Count the lines below that contain the word "label" and give only that number.

═══ Record extracts

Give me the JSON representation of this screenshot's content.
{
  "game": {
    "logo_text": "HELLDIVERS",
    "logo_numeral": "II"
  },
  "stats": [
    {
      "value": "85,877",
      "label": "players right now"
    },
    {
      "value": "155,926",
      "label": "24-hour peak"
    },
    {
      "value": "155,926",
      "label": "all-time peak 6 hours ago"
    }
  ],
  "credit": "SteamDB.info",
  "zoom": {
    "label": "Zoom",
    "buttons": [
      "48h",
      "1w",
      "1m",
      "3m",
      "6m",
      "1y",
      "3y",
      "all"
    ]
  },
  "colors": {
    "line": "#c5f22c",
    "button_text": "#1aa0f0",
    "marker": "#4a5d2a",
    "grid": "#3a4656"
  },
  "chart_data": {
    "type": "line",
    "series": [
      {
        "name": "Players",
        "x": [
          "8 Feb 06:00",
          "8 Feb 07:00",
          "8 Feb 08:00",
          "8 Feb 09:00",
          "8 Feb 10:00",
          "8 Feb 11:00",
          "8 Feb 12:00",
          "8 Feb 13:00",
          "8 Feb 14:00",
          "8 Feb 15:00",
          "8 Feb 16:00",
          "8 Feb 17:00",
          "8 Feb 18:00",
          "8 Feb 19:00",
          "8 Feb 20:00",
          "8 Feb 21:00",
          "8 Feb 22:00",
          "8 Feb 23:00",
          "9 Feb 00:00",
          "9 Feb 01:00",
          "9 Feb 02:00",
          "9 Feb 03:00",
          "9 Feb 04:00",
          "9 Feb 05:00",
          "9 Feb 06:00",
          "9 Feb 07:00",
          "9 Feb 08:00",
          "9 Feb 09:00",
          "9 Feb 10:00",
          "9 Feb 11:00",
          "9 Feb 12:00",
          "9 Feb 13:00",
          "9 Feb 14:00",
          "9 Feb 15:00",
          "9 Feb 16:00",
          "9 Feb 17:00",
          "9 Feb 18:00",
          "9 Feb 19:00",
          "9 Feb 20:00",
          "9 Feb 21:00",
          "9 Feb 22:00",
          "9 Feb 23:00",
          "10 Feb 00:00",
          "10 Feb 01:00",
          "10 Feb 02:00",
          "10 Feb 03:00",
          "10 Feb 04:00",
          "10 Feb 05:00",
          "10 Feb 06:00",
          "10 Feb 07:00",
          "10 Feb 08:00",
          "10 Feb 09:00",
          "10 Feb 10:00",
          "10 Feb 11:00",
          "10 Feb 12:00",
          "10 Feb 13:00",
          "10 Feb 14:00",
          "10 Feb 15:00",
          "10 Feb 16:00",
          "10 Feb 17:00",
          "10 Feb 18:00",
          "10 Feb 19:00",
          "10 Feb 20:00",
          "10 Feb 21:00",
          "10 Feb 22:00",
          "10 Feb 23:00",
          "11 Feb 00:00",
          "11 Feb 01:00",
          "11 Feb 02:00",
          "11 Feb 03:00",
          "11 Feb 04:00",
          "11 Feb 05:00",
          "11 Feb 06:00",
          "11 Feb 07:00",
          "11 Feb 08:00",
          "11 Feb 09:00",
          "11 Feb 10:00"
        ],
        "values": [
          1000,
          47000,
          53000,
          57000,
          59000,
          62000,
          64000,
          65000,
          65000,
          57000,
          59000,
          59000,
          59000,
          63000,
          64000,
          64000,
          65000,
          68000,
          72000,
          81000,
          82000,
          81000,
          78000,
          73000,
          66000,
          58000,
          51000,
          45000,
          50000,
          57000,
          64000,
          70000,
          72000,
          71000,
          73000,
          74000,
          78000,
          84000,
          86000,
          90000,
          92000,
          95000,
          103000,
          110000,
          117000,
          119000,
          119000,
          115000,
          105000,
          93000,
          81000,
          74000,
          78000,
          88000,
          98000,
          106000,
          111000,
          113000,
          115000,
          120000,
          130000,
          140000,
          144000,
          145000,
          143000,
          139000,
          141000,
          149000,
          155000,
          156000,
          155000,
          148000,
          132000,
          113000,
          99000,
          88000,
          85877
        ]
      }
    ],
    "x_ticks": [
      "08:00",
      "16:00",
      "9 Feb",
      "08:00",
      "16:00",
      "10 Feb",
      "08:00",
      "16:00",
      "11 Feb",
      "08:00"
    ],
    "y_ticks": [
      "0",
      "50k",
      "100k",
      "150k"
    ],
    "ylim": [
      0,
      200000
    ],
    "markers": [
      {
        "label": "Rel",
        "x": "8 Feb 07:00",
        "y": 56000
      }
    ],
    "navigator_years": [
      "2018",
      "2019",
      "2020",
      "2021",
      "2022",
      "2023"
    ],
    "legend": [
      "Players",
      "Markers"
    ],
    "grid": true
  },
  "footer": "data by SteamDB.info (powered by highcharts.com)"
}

══════

■ Final result: 5